Data for this task.
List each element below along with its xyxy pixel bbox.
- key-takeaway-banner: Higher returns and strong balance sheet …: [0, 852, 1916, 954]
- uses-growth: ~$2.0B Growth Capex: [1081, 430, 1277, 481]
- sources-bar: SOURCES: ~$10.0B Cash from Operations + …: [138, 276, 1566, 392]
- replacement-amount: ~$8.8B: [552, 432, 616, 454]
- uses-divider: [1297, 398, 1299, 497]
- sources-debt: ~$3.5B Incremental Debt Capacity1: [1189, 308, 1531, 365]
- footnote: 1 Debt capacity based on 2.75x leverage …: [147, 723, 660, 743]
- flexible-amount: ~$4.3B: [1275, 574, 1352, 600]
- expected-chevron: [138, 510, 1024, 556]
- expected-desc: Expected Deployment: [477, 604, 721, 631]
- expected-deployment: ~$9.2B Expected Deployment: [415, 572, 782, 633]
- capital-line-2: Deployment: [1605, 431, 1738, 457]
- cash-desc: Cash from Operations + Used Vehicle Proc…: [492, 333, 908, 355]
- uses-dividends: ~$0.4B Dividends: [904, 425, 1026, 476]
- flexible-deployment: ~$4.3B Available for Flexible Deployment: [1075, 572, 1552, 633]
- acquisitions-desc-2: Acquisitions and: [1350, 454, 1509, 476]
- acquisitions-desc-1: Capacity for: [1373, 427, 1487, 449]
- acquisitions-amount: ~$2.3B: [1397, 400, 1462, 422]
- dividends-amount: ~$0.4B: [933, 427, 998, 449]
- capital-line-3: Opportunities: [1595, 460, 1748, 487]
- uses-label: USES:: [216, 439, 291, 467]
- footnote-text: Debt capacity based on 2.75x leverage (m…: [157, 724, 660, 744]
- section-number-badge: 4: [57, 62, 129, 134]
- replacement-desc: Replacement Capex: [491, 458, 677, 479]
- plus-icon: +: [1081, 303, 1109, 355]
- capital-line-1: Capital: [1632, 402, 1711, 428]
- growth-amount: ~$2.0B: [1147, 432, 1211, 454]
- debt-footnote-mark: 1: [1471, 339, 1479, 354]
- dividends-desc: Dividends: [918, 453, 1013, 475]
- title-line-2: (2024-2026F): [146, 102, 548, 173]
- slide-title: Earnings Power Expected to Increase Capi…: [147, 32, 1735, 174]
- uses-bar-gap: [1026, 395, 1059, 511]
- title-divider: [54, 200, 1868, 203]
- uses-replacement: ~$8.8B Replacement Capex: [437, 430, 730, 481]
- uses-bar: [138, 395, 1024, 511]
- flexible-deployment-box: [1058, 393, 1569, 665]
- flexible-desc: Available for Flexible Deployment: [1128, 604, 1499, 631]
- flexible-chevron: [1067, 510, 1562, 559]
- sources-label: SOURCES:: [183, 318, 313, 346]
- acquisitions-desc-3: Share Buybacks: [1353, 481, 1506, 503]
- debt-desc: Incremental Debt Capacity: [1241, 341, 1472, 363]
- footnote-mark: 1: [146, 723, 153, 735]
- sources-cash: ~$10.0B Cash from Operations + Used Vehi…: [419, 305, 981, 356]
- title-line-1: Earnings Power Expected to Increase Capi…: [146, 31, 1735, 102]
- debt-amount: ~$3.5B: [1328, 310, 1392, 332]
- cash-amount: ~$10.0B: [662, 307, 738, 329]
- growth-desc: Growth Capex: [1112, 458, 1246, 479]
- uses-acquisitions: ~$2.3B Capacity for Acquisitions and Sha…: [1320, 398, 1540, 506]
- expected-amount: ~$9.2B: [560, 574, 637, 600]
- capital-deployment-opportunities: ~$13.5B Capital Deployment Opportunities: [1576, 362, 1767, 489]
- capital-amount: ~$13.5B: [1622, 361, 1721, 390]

Written request.
Reproduce every row above verbatim, character for character.

Solution to the problem.
List each element below along with its xyxy pixel bbox.
- key-takeaway-banner: Higher returns and strong balance sheet …: [0, 852, 1916, 954]
- uses-growth: ~$2.0B Growth Capex: [1081, 430, 1277, 481]
- sources-bar: SOURCES: ~$10.0B Cash from Operations + …: [138, 276, 1566, 392]
- replacement-amount: ~$8.8B: [552, 432, 616, 454]
- uses-divider: [1297, 398, 1299, 497]
- sources-debt: ~$3.5B Incremental Debt Capacity1: [1189, 308, 1531, 365]
- footnote: 1 Debt capacity based on 2.75x leverage …: [147, 723, 660, 743]
- flexible-amount: ~$4.3B: [1275, 574, 1352, 600]
- expected-chevron: [138, 510, 1024, 556]
- expected-desc: Expected Deployment: [477, 604, 721, 631]
- expected-deployment: ~$9.2B Expected Deployment: [415, 572, 782, 633]
- capital-line-2: Deployment: [1605, 431, 1738, 457]
- cash-desc: Cash from Operations + Used Vehicle Proc…: [492, 333, 908, 355]
- uses-dividends: ~$0.4B Dividends: [904, 425, 1026, 476]
- flexible-deployment: ~$4.3B Available for Flexible Deployment: [1075, 572, 1552, 633]
- acquisitions-desc-2: Acquisitions and: [1350, 454, 1509, 476]
- acquisitions-desc-1: Capacity for: [1373, 427, 1487, 449]
- acquisitions-amount: ~$2.3B: [1397, 400, 1462, 422]
- dividends-amount: ~$0.4B: [933, 427, 998, 449]
- capital-line-3: Opportunities: [1595, 460, 1748, 487]
- uses-label: USES:: [216, 439, 291, 467]
- footnote-text: Debt capacity based on 2.75x leverage (m…: [157, 724, 660, 744]
- section-number-badge: 4: [57, 62, 129, 134]
- replacement-desc: Replacement Capex: [491, 458, 677, 479]
- plus-icon: +: [1081, 303, 1109, 355]
- capital-line-1: Capital: [1632, 402, 1711, 428]
- growth-amount: ~$2.0B: [1147, 432, 1211, 454]
- debt-footnote-mark: 1: [1471, 339, 1479, 354]
- dividends-desc: Dividends: [918, 453, 1013, 475]
- title-line-2: (2024-2026F): [146, 102, 548, 173]
- slide-title: Earnings Power Expected to Increase Capi…: [147, 32, 1735, 174]
- uses-bar-gap: [1026, 395, 1059, 511]
- title-divider: [54, 200, 1868, 203]
- uses-replacement: ~$8.8B Replacement Capex: [437, 430, 730, 481]
- uses-bar: [138, 395, 1024, 511]
- flexible-deployment-box: [1058, 393, 1569, 665]
- flexible-desc: Available for Flexible Deployment: [1128, 604, 1499, 631]
- flexible-chevron: [1067, 510, 1562, 559]
- sources-label: SOURCES:: [183, 318, 313, 346]
- acquisitions-desc-3: Share Buybacks: [1353, 481, 1506, 503]
- debt-desc: Incremental Debt Capacity: [1241, 341, 1472, 363]
- footnote-mark: 1: [146, 723, 153, 735]
- sources-cash: ~$10.0B Cash from Operations + Used Vehi…: [419, 305, 981, 356]
- title-line-1: Earnings Power Expected to Increase Capi…: [146, 31, 1735, 102]
- debt-amount: ~$3.5B: [1328, 310, 1392, 332]
- cash-amount: ~$10.0B: [662, 307, 738, 329]
- growth-desc: Growth Capex: [1112, 458, 1246, 479]
- uses-acquisitions: ~$2.3B Capacity for Acquisitions and Sha…: [1320, 398, 1540, 506]
- expected-amount: ~$9.2B: [560, 574, 637, 600]
- capital-deployment-opportunities: ~$13.5B Capital Deployment Opportunities: [1576, 362, 1767, 489]
- capital-amount: ~$13.5B: [1622, 361, 1721, 390]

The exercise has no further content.